#### [YOUR GOAL]
Go through the records and copy each line where the word "Viewer" occurs.

[Records from a data source]
* START *

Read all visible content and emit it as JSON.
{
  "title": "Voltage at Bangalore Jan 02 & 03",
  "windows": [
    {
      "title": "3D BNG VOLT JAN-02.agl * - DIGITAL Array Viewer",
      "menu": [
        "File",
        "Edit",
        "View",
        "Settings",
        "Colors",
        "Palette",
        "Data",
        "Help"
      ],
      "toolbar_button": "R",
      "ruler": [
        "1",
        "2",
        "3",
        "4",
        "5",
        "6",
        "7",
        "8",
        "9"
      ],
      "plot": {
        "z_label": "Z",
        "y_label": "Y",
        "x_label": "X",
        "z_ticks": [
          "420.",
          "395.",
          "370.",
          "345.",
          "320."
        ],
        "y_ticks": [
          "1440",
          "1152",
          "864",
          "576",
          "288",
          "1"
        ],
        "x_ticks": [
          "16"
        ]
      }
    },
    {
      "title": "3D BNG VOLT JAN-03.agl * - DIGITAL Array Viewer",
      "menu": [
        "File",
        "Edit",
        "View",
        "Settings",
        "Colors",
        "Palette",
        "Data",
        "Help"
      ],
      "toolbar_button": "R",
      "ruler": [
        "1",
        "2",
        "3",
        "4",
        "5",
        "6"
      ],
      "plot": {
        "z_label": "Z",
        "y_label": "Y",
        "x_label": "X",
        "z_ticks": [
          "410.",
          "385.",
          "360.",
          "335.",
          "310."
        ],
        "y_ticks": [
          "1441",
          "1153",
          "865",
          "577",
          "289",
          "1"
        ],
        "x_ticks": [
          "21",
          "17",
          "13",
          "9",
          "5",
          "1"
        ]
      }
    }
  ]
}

* END *

#### [REPLY]
      "title": "3D BNG VOLT JAN-02.agl * - DIGITAL Array Viewer",
      "title": "3D BNG VOLT JAN-03.agl * - DIGITAL Array Viewer",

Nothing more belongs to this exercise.